------ Excerpted records ------

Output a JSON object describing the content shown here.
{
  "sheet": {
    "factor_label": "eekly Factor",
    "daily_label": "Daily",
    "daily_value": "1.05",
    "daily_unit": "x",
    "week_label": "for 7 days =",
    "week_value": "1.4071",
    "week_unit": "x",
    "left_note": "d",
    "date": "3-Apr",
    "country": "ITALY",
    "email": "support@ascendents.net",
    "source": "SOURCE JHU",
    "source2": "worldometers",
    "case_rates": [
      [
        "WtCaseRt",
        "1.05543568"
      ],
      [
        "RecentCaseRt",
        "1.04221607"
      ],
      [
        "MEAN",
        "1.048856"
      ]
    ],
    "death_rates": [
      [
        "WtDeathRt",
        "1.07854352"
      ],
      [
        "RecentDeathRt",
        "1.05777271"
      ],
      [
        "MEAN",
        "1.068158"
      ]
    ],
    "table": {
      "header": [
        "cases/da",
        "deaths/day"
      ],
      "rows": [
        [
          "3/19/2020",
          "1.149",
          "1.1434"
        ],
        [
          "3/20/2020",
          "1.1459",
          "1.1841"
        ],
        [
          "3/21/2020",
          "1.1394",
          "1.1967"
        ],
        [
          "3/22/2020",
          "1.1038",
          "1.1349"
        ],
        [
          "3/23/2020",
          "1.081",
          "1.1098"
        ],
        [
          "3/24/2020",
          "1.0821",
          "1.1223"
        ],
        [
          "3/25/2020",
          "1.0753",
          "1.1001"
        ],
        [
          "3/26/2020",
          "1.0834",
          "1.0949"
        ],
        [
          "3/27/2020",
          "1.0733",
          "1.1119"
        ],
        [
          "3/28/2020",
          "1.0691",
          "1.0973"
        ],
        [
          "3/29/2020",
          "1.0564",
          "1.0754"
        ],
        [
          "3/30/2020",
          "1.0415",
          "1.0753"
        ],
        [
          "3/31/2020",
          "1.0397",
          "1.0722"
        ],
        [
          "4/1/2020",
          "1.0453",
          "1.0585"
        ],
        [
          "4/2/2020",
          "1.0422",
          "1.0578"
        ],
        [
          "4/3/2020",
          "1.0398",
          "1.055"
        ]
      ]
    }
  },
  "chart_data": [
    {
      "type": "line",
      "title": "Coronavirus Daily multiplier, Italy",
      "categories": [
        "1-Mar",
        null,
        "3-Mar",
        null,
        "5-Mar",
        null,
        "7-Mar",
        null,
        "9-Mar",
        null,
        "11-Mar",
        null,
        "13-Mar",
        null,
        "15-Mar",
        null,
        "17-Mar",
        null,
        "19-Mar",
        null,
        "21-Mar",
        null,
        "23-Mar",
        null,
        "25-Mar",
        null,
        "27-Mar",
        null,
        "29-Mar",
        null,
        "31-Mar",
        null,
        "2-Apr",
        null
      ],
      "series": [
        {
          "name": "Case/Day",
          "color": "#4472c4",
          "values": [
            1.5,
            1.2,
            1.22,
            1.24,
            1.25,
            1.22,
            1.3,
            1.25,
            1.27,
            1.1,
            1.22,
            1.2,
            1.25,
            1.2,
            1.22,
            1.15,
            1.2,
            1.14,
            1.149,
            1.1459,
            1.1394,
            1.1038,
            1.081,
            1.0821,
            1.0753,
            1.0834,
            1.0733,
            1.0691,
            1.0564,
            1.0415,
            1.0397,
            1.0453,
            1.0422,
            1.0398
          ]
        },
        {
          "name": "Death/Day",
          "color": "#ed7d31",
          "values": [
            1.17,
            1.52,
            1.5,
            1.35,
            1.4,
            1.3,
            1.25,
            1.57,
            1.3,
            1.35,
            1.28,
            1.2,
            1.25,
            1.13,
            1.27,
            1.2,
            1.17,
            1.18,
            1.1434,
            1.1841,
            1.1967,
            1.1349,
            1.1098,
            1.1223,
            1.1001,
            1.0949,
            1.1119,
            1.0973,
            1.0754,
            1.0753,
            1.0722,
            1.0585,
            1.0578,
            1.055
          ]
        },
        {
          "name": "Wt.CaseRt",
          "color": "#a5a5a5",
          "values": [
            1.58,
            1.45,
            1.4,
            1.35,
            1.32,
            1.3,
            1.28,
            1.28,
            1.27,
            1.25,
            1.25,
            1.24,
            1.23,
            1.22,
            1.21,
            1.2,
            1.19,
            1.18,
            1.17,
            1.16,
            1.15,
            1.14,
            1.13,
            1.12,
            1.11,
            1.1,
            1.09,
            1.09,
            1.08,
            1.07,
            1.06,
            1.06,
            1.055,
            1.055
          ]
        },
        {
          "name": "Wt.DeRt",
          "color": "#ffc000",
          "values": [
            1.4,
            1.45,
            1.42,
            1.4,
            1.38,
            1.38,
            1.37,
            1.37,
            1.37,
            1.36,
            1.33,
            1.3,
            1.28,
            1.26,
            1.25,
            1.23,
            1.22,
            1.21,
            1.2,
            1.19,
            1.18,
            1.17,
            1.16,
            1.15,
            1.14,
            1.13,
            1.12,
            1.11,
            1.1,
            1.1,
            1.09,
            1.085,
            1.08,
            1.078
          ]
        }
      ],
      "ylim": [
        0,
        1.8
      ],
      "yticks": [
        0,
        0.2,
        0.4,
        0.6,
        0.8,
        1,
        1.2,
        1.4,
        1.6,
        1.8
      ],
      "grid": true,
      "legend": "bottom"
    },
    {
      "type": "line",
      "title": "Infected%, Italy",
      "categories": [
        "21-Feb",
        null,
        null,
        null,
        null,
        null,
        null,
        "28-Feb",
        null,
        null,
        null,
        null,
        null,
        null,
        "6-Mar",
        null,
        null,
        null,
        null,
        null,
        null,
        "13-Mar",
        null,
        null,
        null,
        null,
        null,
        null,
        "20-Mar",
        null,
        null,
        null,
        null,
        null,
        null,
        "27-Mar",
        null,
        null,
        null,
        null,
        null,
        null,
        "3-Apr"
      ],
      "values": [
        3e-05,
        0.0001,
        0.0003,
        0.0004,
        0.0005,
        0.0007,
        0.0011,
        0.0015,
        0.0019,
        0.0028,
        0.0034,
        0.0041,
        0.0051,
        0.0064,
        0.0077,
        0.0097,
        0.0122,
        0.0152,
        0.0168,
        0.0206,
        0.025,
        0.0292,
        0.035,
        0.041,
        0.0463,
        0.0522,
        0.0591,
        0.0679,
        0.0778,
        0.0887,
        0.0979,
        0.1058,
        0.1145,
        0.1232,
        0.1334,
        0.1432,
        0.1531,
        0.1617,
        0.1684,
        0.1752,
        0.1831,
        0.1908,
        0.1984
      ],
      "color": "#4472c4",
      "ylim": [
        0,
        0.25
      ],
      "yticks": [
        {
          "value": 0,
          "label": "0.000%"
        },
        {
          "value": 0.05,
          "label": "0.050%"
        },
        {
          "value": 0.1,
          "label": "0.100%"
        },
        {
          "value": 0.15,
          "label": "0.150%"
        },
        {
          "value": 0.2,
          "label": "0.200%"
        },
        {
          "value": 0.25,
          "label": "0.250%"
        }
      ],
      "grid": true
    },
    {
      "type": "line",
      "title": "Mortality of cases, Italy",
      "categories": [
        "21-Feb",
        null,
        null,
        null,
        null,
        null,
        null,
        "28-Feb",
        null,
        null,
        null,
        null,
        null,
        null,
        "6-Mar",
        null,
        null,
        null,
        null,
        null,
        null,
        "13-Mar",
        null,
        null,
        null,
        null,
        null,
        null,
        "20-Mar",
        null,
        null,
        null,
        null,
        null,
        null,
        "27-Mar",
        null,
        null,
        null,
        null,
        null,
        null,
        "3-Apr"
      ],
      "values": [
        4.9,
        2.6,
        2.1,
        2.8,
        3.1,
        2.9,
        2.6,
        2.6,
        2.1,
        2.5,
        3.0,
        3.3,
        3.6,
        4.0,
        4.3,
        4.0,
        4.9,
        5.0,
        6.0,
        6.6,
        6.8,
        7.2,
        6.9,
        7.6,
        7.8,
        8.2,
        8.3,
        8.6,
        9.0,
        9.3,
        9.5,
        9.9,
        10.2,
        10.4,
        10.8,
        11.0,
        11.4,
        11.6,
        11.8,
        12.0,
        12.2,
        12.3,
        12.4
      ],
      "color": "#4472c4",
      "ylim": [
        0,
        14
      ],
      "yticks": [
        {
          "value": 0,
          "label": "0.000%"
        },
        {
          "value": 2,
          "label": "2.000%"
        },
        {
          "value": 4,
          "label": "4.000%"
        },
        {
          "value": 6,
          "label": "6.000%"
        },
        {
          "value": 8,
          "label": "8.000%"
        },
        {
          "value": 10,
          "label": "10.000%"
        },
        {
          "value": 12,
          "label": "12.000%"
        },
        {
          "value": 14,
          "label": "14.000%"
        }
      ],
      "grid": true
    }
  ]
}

------

* What the task asks *
Say the number of lines in the entries that have the string "cases", and only that.

* Reply *
2